> [Your task]
Repeat the whole listing exactly as written.

Dataset rows about figures
-*-

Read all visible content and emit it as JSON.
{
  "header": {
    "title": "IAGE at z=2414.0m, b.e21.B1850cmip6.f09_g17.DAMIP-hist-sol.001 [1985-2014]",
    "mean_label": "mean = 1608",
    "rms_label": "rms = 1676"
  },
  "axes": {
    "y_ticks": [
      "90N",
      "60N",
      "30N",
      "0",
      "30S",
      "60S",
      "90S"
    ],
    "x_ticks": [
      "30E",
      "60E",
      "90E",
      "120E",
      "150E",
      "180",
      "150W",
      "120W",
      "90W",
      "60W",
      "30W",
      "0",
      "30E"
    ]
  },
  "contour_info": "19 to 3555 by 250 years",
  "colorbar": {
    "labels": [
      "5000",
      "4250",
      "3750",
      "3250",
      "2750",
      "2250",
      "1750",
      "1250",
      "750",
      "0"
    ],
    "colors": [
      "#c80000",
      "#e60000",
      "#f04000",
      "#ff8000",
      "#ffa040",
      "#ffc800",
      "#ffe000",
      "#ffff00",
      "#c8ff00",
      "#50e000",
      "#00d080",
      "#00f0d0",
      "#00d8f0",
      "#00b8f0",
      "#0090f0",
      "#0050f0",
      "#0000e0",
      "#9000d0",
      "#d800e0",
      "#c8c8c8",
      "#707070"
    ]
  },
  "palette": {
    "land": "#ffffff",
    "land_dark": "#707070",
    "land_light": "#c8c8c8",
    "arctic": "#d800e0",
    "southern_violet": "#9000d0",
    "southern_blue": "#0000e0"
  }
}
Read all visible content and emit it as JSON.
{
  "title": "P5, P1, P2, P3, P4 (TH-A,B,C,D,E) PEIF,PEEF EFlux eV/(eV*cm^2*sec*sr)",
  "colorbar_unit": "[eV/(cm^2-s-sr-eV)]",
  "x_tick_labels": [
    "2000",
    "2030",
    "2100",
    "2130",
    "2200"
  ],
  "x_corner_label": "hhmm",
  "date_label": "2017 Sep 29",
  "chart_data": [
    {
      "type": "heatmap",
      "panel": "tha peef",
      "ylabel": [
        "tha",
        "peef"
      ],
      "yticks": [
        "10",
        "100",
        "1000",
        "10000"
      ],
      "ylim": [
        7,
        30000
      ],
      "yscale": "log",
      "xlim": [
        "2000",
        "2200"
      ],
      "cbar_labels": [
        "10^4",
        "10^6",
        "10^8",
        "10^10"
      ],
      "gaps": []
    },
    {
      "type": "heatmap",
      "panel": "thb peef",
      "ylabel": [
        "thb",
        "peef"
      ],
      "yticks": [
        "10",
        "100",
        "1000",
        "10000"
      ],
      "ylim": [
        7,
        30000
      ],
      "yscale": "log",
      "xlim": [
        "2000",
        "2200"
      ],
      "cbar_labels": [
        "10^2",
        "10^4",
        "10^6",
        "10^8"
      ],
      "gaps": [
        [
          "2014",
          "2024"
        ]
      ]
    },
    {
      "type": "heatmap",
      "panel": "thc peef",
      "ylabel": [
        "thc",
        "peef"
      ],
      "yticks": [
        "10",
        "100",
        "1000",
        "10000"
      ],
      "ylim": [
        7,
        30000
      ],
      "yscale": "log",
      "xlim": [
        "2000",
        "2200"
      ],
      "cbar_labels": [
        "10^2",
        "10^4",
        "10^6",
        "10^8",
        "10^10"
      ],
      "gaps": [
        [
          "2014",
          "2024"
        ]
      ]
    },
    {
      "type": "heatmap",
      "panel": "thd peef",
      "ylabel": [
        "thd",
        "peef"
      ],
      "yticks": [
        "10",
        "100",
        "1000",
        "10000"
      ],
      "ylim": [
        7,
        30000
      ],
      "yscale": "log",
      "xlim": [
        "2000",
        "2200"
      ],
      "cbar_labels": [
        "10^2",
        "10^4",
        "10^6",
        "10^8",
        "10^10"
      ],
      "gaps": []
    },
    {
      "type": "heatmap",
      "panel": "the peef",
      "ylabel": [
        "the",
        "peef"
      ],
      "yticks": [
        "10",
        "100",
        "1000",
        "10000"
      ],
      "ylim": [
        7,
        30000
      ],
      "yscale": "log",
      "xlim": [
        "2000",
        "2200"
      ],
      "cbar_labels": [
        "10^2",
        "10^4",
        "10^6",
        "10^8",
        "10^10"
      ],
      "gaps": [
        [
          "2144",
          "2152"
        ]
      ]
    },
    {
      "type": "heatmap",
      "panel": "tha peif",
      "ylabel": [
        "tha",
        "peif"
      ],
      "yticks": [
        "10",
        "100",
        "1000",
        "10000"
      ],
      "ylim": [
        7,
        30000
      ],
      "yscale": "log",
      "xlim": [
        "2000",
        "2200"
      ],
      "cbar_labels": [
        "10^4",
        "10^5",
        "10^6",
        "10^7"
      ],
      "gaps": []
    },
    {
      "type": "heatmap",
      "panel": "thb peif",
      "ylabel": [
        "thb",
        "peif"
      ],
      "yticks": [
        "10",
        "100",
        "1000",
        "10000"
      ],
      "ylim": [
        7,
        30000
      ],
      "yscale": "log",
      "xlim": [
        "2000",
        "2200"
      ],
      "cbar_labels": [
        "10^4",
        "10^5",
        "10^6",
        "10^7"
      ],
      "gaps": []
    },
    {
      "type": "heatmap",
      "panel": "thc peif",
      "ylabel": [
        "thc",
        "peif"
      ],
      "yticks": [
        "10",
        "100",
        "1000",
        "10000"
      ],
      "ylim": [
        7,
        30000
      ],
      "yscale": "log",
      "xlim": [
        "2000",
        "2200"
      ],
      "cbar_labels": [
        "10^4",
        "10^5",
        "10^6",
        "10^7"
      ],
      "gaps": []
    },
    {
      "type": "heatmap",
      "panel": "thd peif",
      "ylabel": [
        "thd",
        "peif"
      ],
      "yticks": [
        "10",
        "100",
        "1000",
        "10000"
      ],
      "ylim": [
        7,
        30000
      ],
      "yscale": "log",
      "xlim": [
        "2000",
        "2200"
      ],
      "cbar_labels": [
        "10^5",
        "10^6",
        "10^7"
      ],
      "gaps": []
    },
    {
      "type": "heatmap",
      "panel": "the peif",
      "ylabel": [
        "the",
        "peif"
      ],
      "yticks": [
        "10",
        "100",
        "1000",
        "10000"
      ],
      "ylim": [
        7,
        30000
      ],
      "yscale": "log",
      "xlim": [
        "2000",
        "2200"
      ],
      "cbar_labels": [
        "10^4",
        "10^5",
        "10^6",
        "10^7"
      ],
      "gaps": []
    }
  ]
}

-*-

> [Completed task]
Read all visible content and emit it as JSON.
{
  "header": {
    "title": "IAGE at z=2414.0m, b.e21.B1850cmip6.f09_g17.DAMIP-hist-sol.001 [1985-2014]",
    "mean_label": "mean = 1608",
    "rms_label": "rms = 1676"
  },
  "axes": {
    "y_ticks": [
      "90N",
      "60N",
      "30N",
      "0",
      "30S",
      "60S",
      "90S"
    ],
    "x_ticks": [
      "30E",
      "60E",
      "90E",
      "120E",
      "150E",
      "180",
      "150W",
      "120W",
      "90W",
      "60W",
      "30W",
      "0",
      "30E"
    ]
  },
  "contour_info": "19 to 3555 by 250 years",
  "colorbar": {
    "labels": [
      "5000",
      "4250",
      "3750",
      "3250",
      "2750",
      "2250",
      "1750",
      "1250",
      "750",
      "0"
    ],
    "colors": [
      "#c80000",
      "#e60000",
      "#f04000",
      "#ff8000",
      "#ffa040",
      "#ffc800",
      "#ffe000",
      "#ffff00",
      "#c8ff00",
      "#50e000",
      "#00d080",
      "#00f0d0",
      "#00d8f0",
      "#00b8f0",
      "#0090f0",
      "#0050f0",
      "#0000e0",
      "#9000d0",
      "#d800e0",
      "#c8c8c8",
      "#707070"
    ]
  },
  "palette": {
    "land": "#ffffff",
    "land_dark": "#707070",
    "land_light": "#c8c8c8",
    "arctic": "#d800e0",
    "southern_violet": "#9000d0",
    "southern_blue": "#0000e0"
  }
}
Read all visible content and emit it as JSON.
{
  "title": "P5, P1, P2, P3, P4 (TH-A,B,C,D,E) PEIF,PEEF EFlux eV/(eV*cm^2*sec*sr)",
  "colorbar_unit": "[eV/(cm^2-s-sr-eV)]",
  "x_tick_labels": [
    "2000",
    "2030",
    "2100",
    "2130",
    "2200"
  ],
  "x_corner_label": "hhmm",
  "date_label": "2017 Sep 29",
  "chart_data": [
    {
      "type": "heatmap",
      "panel": "tha peef",
      "ylabel": [
        "tha",
        "peef"
      ],
      "yticks": [
        "10",
        "100",
        "1000",
        "10000"
      ],
      "ylim": [
        7,
        30000
      ],
      "yscale": "log",
      "xlim": [
        "2000",
        "2200"
      ],
      "cbar_labels": [
        "10^4",
        "10^6",
        "10^8",
        "10^10"
      ],
      "gaps": []
    },
    {
      "type": "heatmap",
      "panel": "thb peef",
      "ylabel": [
        "thb",
        "peef"
      ],
      "yticks": [
        "10",
        "100",
        "1000",
        "10000"
      ],
      "ylim": [
        7,
        30000
      ],
      "yscale": "log",
      "xlim": [
        "2000",
        "2200"
      ],
      "cbar_labels": [
        "10^2",
        "10^4",
        "10^6",
        "10^8"
      ],
      "gaps": [
        [
          "2014",
          "2024"
        ]
      ]
    },
    {
      "type": "heatmap",
      "panel": "thc peef",
      "ylabel": [
        "thc",
        "peef"
      ],
      "yticks": [
        "10",
        "100",
        "1000",
        "10000"
      ],
      "ylim": [
        7,
        30000
      ],
      "yscale": "log",
      "xlim": [
        "2000",
        "2200"
      ],
      "cbar_labels": [
        "10^2",
        "10^4",
        "10^6",
        "10^8",
        "10^10"
      ],
      "gaps": [
        [
          "2014",
          "2024"
        ]
      ]
    },
    {
      "type": "heatmap",
      "panel": "thd peef",
      "ylabel": [
        "thd",
        "peef"
      ],
      "yticks": [
        "10",
        "100",
        "1000",
        "10000"
      ],
      "ylim": [
        7,
        30000
      ],
      "yscale": "log",
      "xlim": [
        "2000",
        "2200"
      ],
      "cbar_labels": [
        "10^2",
        "10^4",
        "10^6",
        "10^8",
        "10^10"
      ],
      "gaps": []
    },
    {
      "type": "heatmap",
      "panel": "the peef",
      "ylabel": [
        "the",
        "peef"
      ],
      "yticks": [
        "10",
        "100",
        "1000",
        "10000"
      ],
      "ylim": [
        7,
        30000
      ],
      "yscale": "log",
      "xlim": [
        "2000",
        "2200"
      ],
      "cbar_labels": [
        "10^2",
        "10^4",
        "10^6",
        "10^8",
        "10^10"
      ],
      "gaps": [
        [
          "2144",
          "2152"
        ]
      ]
    },
    {
      "type": "heatmap",
      "panel": "tha peif",
      "ylabel": [
        "tha",
        "peif"
      ],
      "yticks": [
        "10",
        "100",
        "1000",
        "10000"
      ],
      "ylim": [
        7,
        30000
      ],
      "yscale": "log",
      "xlim": [
        "2000",
        "2200"
      ],
      "cbar_labels": [
        "10^4",
        "10^5",
        "10^6",
        "10^7"
      ],
      "gaps": []
    },
    {
      "type": "heatmap",
      "panel": "thb peif",
      "ylabel": [
        "thb",
        "peif"
      ],
      "yticks": [
        "10",
        "100",
        "1000",
        "10000"
      ],
      "ylim": [
        7,
        30000
      ],
      "yscale": "log",
      "xlim": [
        "2000",
        "2200"
      ],
      "cbar_labels": [
        "10^4",
        "10^5",
        "10^6",
        "10^7"
      ],
      "gaps": []
    },
    {
      "type": "heatmap",
      "panel": "thc peif",
      "ylabel": [
        "thc",
        "peif"
      ],
      "yticks": [
        "10",
        "100",
        "1000",
        "10000"
      ],
      "ylim": [
        7,
        30000
      ],
      "yscale": "log",
      "xlim": [
        "2000",
        "2200"
      ],
      "cbar_labels": [
        "10^4",
        "10^5",
        "10^6",
        "10^7"
      ],
      "gaps": []
    },
    {
      "type": "heatmap",
      "panel": "thd peif",
      "ylabel": [
        "thd",
        "peif"
      ],
      "yticks": [
        "10",
        "100",
        "1000",
        "10000"
      ],
      "ylim": [
        7,
        30000
      ],
      "yscale": "log",
      "xlim": [
        "2000",
        "2200"
      ],
      "cbar_labels": [
        "10^5",
        "10^6",
        "10^7"
      ],
      "gaps": []
    },
    {
      "type": "heatmap",
      "panel": "the peif",
      "ylabel": [
        "the",
        "peif"
      ],
      "yticks": [
        "10",
        "100",
        "1000",
        "10000"
      ],
      "ylim": [
        7,
        30000
      ],
      "yscale": "log",
      "xlim": [
        "2000",
        "2200"
      ],
      "cbar_labels": [
        "10^4",
        "10^5",
        "10^6",
        "10^7"
      ],
      "gaps": []
    }
  ]
}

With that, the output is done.